Word for word, restate every line of the material.

> _Figure record extracts_
========================================

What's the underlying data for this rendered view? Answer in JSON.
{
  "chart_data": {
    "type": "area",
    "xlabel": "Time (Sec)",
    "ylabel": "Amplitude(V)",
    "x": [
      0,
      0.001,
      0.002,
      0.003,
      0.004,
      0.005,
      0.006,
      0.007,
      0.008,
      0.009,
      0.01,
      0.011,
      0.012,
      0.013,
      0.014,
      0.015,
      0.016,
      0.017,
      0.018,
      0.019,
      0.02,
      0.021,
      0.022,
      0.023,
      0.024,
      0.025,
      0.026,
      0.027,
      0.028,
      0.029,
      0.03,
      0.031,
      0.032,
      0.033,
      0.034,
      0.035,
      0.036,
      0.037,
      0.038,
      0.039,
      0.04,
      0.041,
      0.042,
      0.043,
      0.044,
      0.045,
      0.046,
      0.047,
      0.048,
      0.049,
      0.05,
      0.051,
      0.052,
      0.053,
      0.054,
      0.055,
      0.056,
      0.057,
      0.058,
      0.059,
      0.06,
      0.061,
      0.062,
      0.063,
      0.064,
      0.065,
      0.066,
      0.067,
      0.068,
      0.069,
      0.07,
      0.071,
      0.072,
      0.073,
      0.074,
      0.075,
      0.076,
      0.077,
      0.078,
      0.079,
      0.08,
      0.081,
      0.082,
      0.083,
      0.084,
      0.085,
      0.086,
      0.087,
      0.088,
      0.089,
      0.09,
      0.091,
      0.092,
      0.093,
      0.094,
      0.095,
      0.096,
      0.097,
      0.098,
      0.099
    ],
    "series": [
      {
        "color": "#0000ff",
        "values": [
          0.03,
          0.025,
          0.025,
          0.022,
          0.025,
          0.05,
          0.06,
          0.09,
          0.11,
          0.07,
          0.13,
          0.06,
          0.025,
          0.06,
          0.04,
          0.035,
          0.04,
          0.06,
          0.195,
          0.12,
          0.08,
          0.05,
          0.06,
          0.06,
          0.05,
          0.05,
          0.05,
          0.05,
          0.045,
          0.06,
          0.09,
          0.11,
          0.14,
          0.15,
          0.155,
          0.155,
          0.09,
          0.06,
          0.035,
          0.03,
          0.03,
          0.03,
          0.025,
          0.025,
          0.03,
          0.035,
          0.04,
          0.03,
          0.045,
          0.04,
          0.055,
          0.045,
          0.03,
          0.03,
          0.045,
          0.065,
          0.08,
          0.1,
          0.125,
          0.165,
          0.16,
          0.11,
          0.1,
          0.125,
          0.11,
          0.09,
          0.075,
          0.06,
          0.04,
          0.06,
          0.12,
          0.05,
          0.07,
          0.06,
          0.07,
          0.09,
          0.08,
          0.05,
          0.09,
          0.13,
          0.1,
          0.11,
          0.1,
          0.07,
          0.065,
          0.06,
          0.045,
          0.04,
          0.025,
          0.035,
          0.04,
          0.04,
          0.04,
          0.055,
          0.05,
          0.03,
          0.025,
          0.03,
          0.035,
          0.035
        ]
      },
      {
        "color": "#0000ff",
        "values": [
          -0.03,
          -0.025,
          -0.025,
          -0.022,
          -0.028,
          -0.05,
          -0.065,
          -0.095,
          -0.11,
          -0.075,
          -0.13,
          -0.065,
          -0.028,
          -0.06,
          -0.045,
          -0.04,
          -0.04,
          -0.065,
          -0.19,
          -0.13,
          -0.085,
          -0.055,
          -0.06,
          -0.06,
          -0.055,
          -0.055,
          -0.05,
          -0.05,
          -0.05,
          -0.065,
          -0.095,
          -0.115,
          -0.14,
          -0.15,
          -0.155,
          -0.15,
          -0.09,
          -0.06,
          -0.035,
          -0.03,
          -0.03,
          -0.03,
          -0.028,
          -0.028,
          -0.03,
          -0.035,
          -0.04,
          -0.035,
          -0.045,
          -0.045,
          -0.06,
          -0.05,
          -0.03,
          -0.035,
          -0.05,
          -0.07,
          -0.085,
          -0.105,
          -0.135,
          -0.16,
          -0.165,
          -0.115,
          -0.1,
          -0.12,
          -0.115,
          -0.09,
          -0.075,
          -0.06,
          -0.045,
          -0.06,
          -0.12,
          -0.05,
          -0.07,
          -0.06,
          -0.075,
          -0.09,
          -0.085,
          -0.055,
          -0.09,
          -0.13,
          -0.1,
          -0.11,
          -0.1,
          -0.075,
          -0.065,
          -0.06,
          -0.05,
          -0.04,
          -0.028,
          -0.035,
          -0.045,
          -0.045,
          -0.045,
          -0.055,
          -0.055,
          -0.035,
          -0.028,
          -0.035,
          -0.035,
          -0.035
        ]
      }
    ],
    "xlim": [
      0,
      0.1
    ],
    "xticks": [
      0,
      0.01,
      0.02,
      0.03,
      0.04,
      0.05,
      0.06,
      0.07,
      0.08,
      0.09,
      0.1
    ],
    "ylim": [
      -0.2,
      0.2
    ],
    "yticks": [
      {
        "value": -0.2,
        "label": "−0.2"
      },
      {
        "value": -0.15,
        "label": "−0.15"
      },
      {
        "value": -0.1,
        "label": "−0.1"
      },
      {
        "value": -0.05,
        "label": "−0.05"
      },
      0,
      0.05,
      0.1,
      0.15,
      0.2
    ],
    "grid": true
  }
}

========================================

> _Written reply_
What's the underlying data for this rendered view? Answer in JSON.
{
  "chart_data": {
    "type": "area",
    "xlabel": "Time (Sec)",
    "ylabel": "Amplitude(V)",
    "x": [
      0,
      0.001,
      0.002,
      0.003,
      0.004,
      0.005,
      0.006,
      0.007,
      0.008,
      0.009,
      0.01,
      0.011,
      0.012,
      0.013,
      0.014,
      0.015,
      0.016,
      0.017,
      0.018,
      0.019,
      0.02,
      0.021,
      0.022,
      0.023,
      0.024,
      0.025,
      0.026,
      0.027,
      0.028,
      0.029,
      0.03,
      0.031,
      0.032,
      0.033,
      0.034,
      0.035,
      0.036,
      0.037,
      0.038,
      0.039,
      0.04,
      0.041,
      0.042,
      0.043,
      0.044,
      0.045,
      0.046,
      0.047,
      0.048,
      0.049,
      0.05,
      0.051,
      0.052,
      0.053,
      0.054,
      0.055,
      0.056,
      0.057,
      0.058,
      0.059,
      0.06,
      0.061,
      0.062,
      0.063,
      0.064,
      0.065,
      0.066,
      0.067,
      0.068,
      0.069,
      0.07,
      0.071,
      0.072,
      0.073,
      0.074,
      0.075,
      0.076,
      0.077,
      0.078,
      0.079,
      0.08,
      0.081,
      0.082,
      0.083,
      0.084,
      0.085,
      0.086,
      0.087,
      0.088,
      0.089,
      0.09,
      0.091,
      0.092,
      0.093,
      0.094,
      0.095,
      0.096,
      0.097,
      0.098,
      0.099
    ],
    "series": [
      {
        "color": "#0000ff",
        "values": [
          0.03,
          0.025,
          0.025,
          0.022,
          0.025,
          0.05,
          0.06,
          0.09,
          0.11,
          0.07,
          0.13,
          0.06,
          0.025,
          0.06,
          0.04,
          0.035,
          0.04,
          0.06,
          0.195,
          0.12,
          0.08,
          0.05,
          0.06,
          0.06,
          0.05,
          0.05,
          0.05,
          0.05,
          0.045,
          0.06,
          0.09,
          0.11,
          0.14,
          0.15,
          0.155,
          0.155,
          0.09,
          0.06,
          0.035,
          0.03,
          0.03,
          0.03,
          0.025,
          0.025,
          0.03,
          0.035,
          0.04,
          0.03,
          0.045,
          0.04,
          0.055,
          0.045,
          0.03,
          0.03,
          0.045,
          0.065,
          0.08,
          0.1,
          0.125,
          0.165,
          0.16,
          0.11,
          0.1,
          0.125,
          0.11,
          0.09,
          0.075,
          0.06,
          0.04,
          0.06,
          0.12,
          0.05,
          0.07,
          0.06,
          0.07,
          0.09,
          0.08,
          0.05,
          0.09,
          0.13,
          0.1,
          0.11,
          0.1,
          0.07,
          0.065,
          0.06,
          0.045,
          0.04,
          0.025,
          0.035,
          0.04,
          0.04,
          0.04,
          0.055,
          0.05,
          0.03,
          0.025,
          0.03,
          0.035,
          0.035
        ]
      },
      {
        "color": "#0000ff",
        "values": [
          -0.03,
          -0.025,
          -0.025,
          -0.022,
          -0.028,
          -0.05,
          -0.065,
          -0.095,
          -0.11,
          -0.075,
          -0.13,
          -0.065,
          -0.028,
          -0.06,
          -0.045,
          -0.04,
          -0.04,
          -0.065,
          -0.19,
          -0.13,
          -0.085,
          -0.055,
          -0.06,
          -0.06,
          -0.055,
          -0.055,
          -0.05,
          -0.05,
          -0.05,
          -0.065,
          -0.095,
          -0.115,
          -0.14,
          -0.15,
          -0.155,
          -0.15,
          -0.09,
          -0.06,
          -0.035,
          -0.03,
          -0.03,
          -0.03,
          -0.028,
          -0.028,
          -0.03,
          -0.035,
          -0.04,
          -0.035,
          -0.045,
          -0.045,
          -0.06,
          -0.05,
          -0.03,
          -0.035,
          -0.05,
          -0.07,
          -0.085,
          -0.105,
          -0.135,
          -0.16,
          -0.165,
          -0.115,
          -0.1,
          -0.12,
          -0.115,
          -0.09,
          -0.075,
          -0.06,
          -0.045,
          -0.06,
          -0.12,
          -0.05,
          -0.07,
          -0.06,
          -0.075,
          -0.09,
          -0.085,
          -0.055,
          -0.09,
          -0.13,
          -0.1,
          -0.11,
          -0.1,
          -0.075,
          -0.065,
          -0.06,
          -0.05,
          -0.04,
          -0.028,
          -0.035,
          -0.045,
          -0.045,
          -0.045,
          -0.055,
          -0.055,
          -0.035,
          -0.028,
          -0.035,
          -0.035,
          -0.035
        ]
      }
    ],
    "xlim": [
      0,
      0.1
    ],
    "xticks": [
      0,
      0.01,
      0.02,
      0.03,
      0.04,
      0.05,
      0.06,
      0.07,
      0.08,
      0.09,
      0.1
    ],
    "ylim": [
      -0.2,
      0.2
    ],
    "yticks": [
      {
        "value": -0.2,
        "label": "−0.2"
      },
      {
        "value": -0.15,
        "label": "−0.15"
      },
      {
        "value": -0.1,
        "label": "−0.1"
      },
      {
        "value": -0.05,
        "label": "−0.05"
      },
      0,
      0.05,
      0.1,
      0.15,
      0.2
    ],
    "grid": true
  }
}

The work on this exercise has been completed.